(Visual layout records)
+---+
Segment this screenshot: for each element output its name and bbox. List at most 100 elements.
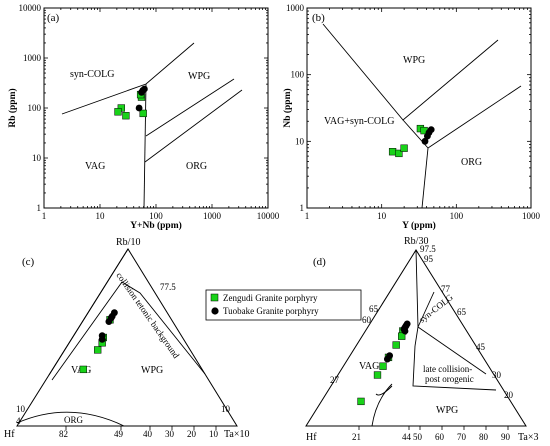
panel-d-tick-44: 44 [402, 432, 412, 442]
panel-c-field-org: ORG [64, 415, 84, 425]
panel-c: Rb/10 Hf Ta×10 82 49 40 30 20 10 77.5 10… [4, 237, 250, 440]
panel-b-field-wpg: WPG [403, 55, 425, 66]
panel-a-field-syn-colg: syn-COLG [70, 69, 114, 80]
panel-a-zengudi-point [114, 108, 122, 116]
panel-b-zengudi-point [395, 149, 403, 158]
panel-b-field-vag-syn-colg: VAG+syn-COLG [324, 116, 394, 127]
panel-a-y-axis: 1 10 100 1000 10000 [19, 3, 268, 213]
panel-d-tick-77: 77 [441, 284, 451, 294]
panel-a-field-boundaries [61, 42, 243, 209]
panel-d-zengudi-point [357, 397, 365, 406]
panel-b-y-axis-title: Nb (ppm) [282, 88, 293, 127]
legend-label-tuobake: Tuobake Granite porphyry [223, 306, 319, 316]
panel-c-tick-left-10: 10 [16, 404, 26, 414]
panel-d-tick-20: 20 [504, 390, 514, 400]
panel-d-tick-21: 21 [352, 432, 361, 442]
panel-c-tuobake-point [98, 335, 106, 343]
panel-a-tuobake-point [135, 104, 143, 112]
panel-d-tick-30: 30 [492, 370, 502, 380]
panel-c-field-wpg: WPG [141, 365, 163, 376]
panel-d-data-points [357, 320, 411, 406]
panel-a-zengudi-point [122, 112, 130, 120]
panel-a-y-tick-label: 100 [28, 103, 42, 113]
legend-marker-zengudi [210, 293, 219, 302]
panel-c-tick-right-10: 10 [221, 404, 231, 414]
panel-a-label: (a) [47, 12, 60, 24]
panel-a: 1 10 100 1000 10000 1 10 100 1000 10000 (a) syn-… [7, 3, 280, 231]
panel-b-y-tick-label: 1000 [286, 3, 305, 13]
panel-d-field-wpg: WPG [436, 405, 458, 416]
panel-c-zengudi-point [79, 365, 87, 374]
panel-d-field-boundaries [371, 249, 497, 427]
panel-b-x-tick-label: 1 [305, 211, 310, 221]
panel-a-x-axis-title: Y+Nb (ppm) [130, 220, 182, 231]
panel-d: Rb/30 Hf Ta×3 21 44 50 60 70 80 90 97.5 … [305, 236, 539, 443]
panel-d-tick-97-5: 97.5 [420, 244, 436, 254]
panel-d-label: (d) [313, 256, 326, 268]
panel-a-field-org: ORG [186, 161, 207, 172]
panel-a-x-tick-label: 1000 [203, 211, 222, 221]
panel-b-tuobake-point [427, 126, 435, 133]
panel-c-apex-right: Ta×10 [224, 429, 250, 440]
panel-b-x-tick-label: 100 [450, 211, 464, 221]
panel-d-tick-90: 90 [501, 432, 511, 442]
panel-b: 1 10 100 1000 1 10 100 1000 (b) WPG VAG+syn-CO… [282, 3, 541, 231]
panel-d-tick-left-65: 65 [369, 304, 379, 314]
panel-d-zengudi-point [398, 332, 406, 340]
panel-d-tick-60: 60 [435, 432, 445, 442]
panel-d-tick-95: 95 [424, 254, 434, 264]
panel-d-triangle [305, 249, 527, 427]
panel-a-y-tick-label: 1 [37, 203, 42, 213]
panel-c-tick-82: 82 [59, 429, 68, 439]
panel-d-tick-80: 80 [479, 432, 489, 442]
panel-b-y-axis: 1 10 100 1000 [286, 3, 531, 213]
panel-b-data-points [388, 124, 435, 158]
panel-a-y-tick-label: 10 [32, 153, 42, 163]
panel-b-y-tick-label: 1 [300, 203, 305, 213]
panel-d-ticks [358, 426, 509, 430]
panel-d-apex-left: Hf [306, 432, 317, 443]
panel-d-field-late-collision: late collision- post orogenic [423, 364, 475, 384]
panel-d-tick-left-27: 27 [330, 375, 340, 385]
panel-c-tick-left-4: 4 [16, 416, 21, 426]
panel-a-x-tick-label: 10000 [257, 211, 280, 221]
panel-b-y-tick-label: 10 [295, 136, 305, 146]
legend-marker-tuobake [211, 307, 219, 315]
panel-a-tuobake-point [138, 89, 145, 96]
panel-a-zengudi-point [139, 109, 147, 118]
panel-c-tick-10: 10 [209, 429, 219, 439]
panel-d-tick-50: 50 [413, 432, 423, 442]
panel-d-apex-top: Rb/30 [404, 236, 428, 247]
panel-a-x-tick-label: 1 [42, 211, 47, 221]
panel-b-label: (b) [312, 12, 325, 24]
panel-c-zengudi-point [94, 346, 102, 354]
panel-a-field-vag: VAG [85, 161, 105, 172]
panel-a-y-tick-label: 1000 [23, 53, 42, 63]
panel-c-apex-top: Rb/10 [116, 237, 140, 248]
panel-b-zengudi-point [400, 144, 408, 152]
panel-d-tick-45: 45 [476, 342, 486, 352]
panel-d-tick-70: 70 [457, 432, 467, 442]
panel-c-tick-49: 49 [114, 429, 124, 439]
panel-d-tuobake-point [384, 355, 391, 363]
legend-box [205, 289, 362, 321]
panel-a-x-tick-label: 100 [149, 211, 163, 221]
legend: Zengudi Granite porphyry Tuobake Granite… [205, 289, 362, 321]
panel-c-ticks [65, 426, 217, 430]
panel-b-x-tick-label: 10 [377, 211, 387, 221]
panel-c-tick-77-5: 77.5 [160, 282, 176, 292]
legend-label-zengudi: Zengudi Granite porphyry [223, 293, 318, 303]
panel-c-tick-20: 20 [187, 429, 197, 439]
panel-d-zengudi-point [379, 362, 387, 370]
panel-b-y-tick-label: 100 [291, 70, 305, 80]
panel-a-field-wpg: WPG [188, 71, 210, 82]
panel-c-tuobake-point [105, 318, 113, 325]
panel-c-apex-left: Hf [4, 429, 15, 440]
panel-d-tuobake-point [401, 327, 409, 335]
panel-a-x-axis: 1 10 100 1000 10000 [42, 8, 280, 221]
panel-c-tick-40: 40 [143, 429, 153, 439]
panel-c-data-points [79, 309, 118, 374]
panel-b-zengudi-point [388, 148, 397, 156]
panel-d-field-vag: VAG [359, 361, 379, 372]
+---+
▶ **Goal**: Please repeat every row above word for word, leaving out the pictures.

▶ **Response to this exercise**:
Segment this screenshot: for each element output its name and bbox. List at most 100 elements.
panel-d-tick-44: 44 [402, 432, 412, 442]
panel-c-field-org: ORG [64, 415, 84, 425]
panel-c: Rb/10 Hf Ta×10 82 49 40 30 20 10 77.5 10… [4, 237, 250, 440]
panel-b-field-wpg: WPG [403, 55, 425, 66]
panel-a-field-syn-colg: syn-COLG [70, 69, 114, 80]
panel-a-zengudi-point [114, 108, 122, 116]
panel-b-zengudi-point [395, 149, 403, 158]
panel-b-field-vag-syn-colg: VAG+syn-COLG [324, 116, 394, 127]
panel-a-y-axis: 1 10 100 1000 10000 [19, 3, 268, 213]
panel-d-tick-77: 77 [441, 284, 451, 294]
panel-a-field-boundaries [61, 42, 243, 209]
panel-d-zengudi-point [357, 397, 365, 406]
panel-b-y-axis-title: Nb (ppm) [282, 88, 293, 127]
legend-label-tuobake: Tuobake Granite porphyry [223, 306, 319, 316]
panel-c-tick-left-10: 10 [16, 404, 26, 414]
panel-d-tick-20: 20 [504, 390, 514, 400]
panel-d-tick-21: 21 [352, 432, 361, 442]
panel-c-tuobake-point [98, 335, 106, 343]
panel-a-tuobake-point [135, 104, 143, 112]
panel-d-tick-30: 30 [492, 370, 502, 380]
panel-c-field-wpg: WPG [141, 365, 163, 376]
panel-d-data-points [357, 320, 411, 406]
panel-a-zengudi-point [122, 112, 130, 120]
panel-a-y-tick-label: 100 [28, 103, 42, 113]
legend-marker-zengudi [210, 293, 219, 302]
panel-c-tick-right-10: 10 [221, 404, 231, 414]
panel-a-label: (a) [47, 12, 60, 24]
panel-a: 1 10 100 1000 10000 1 10 100 1000 10000 (a) syn-… [7, 3, 280, 231]
panel-b-y-tick-label: 1000 [286, 3, 305, 13]
panel-d-field-wpg: WPG [436, 405, 458, 416]
panel-c-zengudi-point [79, 365, 87, 374]
panel-d-field-boundaries [371, 249, 497, 427]
panel-b-x-tick-label: 1 [305, 211, 310, 221]
panel-a-x-axis-title: Y+Nb (ppm) [130, 220, 182, 231]
panel-d: Rb/30 Hf Ta×3 21 44 50 60 70 80 90 97.5 … [305, 236, 539, 443]
panel-d-tick-97-5: 97.5 [420, 244, 436, 254]
panel-d-label: (d) [313, 256, 326, 268]
panel-a-field-org: ORG [186, 161, 207, 172]
panel-a-x-tick-label: 1000 [203, 211, 222, 221]
panel-b-tuobake-point [427, 126, 435, 133]
panel-c-apex-right: Ta×10 [224, 429, 250, 440]
panel-b-x-tick-label: 100 [450, 211, 464, 221]
panel-d-tick-90: 90 [501, 432, 511, 442]
panel-b: 1 10 100 1000 1 10 100 1000 (b) WPG VAG+syn-CO… [282, 3, 541, 231]
panel-d-tick-left-65: 65 [369, 304, 379, 314]
panel-d-zengudi-point [398, 332, 406, 340]
panel-d-tick-60: 60 [435, 432, 445, 442]
panel-d-tick-95: 95 [424, 254, 434, 264]
panel-d-triangle [305, 249, 527, 427]
panel-a-y-tick-label: 1 [37, 203, 42, 213]
panel-c-tick-82: 82 [59, 429, 68, 439]
panel-d-tick-80: 80 [479, 432, 489, 442]
panel-b-y-axis: 1 10 100 1000 [286, 3, 531, 213]
panel-b-data-points [388, 124, 435, 158]
panel-a-y-tick-label: 10 [32, 153, 42, 163]
panel-b-y-tick-label: 1 [300, 203, 305, 213]
panel-d-ticks [358, 426, 509, 430]
panel-d-apex-left: Hf [306, 432, 317, 443]
panel-d-field-late-collision: late collision- post orogenic [423, 364, 475, 384]
panel-d-tick-left-27: 27 [330, 375, 340, 385]
panel-c-tick-left-4: 4 [16, 416, 21, 426]
panel-a-x-tick-label: 10000 [257, 211, 280, 221]
panel-b-y-tick-label: 10 [295, 136, 305, 146]
legend-marker-tuobake [211, 307, 219, 315]
panel-a-tuobake-point [138, 89, 145, 96]
panel-a-zengudi-point [139, 109, 147, 118]
panel-c-tick-10: 10 [209, 429, 219, 439]
panel-d-tick-50: 50 [413, 432, 423, 442]
panel-d-apex-top: Rb/30 [404, 236, 428, 247]
panel-a-x-tick-label: 1 [42, 211, 47, 221]
panel-b-label: (b) [312, 12, 325, 24]
panel-c-zengudi-point [94, 346, 102, 354]
panel-a-field-vag: VAG [85, 161, 105, 172]
panel-a-y-tick-label: 1000 [23, 53, 42, 63]
panel-c-apex-top: Rb/10 [116, 237, 140, 248]
panel-b-zengudi-point [400, 144, 408, 152]
panel-d-tick-45: 45 [476, 342, 486, 352]
panel-d-tick-70: 70 [457, 432, 467, 442]
panel-c-tick-49: 49 [114, 429, 124, 439]
panel-d-tuobake-point [384, 355, 391, 363]
legend-box [205, 289, 362, 321]
panel-a-x-tick-label: 100 [149, 211, 163, 221]
legend: Zengudi Granite porphyry Tuobake Granite… [205, 289, 362, 321]
panel-c-ticks [65, 426, 217, 430]
panel-b-x-tick-label: 10 [377, 211, 387, 221]
panel-c-tick-77-5: 77.5 [160, 282, 176, 292]
legend-label-zengudi: Zengudi Granite porphyry [223, 293, 318, 303]
panel-c-tick-20: 20 [187, 429, 197, 439]
panel-d-zengudi-point [379, 362, 387, 370]
panel-b-y-tick-label: 100 [291, 70, 305, 80]
panel-a-field-wpg: WPG [188, 71, 210, 82]
panel-c-tuobake-point [105, 318, 113, 325]
panel-c-apex-left: Hf [4, 429, 15, 440]
panel-d-tuobake-point [401, 327, 409, 335]
panel-a-x-axis: 1 10 100 1000 10000 [42, 8, 280, 221]
panel-c-tick-40: 40 [143, 429, 153, 439]
panel-c-data-points [79, 309, 118, 374]
panel-b-zengudi-point [388, 148, 397, 156]
panel-d-field-vag: VAG [359, 361, 379, 372]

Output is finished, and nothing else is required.